▶ _Directions_
Copy out the records in full, word for word, without pictures.

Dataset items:

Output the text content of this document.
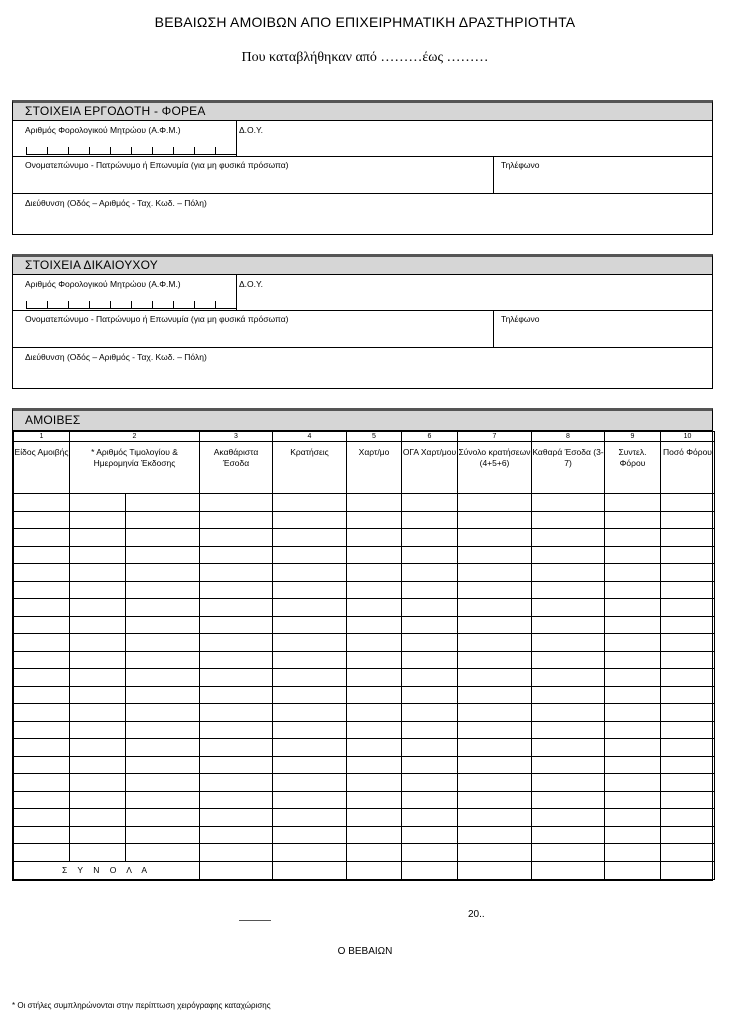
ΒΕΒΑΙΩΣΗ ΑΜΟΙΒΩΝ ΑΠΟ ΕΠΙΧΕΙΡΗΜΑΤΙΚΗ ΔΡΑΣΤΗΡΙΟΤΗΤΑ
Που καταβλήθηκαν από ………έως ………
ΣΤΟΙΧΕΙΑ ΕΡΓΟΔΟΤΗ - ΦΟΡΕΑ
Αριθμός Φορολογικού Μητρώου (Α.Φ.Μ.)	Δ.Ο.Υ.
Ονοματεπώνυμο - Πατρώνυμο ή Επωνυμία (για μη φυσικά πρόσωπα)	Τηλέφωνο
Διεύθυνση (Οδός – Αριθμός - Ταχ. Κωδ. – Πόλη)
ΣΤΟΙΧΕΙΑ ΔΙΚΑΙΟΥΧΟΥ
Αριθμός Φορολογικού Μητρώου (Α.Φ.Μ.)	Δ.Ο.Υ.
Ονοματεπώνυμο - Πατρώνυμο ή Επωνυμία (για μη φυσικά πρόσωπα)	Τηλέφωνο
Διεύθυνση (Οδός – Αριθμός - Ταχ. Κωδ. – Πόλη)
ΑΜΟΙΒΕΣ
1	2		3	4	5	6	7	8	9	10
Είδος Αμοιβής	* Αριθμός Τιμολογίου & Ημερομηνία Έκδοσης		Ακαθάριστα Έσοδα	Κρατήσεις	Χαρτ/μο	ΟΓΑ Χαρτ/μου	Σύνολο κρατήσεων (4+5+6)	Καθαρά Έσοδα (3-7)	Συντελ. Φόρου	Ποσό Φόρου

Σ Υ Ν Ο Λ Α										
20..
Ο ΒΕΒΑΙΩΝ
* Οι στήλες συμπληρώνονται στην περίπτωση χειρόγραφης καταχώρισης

▶ _Response below_
Output the text content of this document.
ΒΕΒΑΙΩΣΗ ΑΜΟΙΒΩΝ ΑΠΟ ΕΠΙΧΕΙΡΗΜΑΤΙΚΗ ΔΡΑΣΤΗΡΙΟΤΗΤΑ
Που καταβλήθηκαν από ………έως ………
ΣΤΟΙΧΕΙΑ ΕΡΓΟΔΟΤΗ - ΦΟΡΕΑ
Αριθμός Φορολογικού Μητρώου (Α.Φ.Μ.)	Δ.Ο.Υ.
Ονοματεπώνυμο - Πατρώνυμο ή Επωνυμία (για μη φυσικά πρόσωπα)	Τηλέφωνο
Διεύθυνση (Οδός – Αριθμός - Ταχ. Κωδ. – Πόλη)
ΣΤΟΙΧΕΙΑ ΔΙΚΑΙΟΥΧΟΥ
Αριθμός Φορολογικού Μητρώου (Α.Φ.Μ.)	Δ.Ο.Υ.
Ονοματεπώνυμο - Πατρώνυμο ή Επωνυμία (για μη φυσικά πρόσωπα)	Τηλέφωνο
Διεύθυνση (Οδός – Αριθμός - Ταχ. Κωδ. – Πόλη)
ΑΜΟΙΒΕΣ
1	2		3	4	5	6	7	8	9	10
Είδος Αμοιβής	* Αριθμός Τιμολογίου & Ημερομηνία Έκδοσης		Ακαθάριστα Έσοδα	Κρατήσεις	Χαρτ/μο	ΟΓΑ Χαρτ/μου	Σύνολο κρατήσεων (4+5+6)	Καθαρά Έσοδα (3-7)	Συντελ. Φόρου	Ποσό Φόρου

Σ Υ Ν Ο Λ Α										
20..
Ο ΒΕΒΑΙΩΝ
* Οι στήλες συμπληρώνονται στην περίπτωση χειρόγραφης καταχώρισης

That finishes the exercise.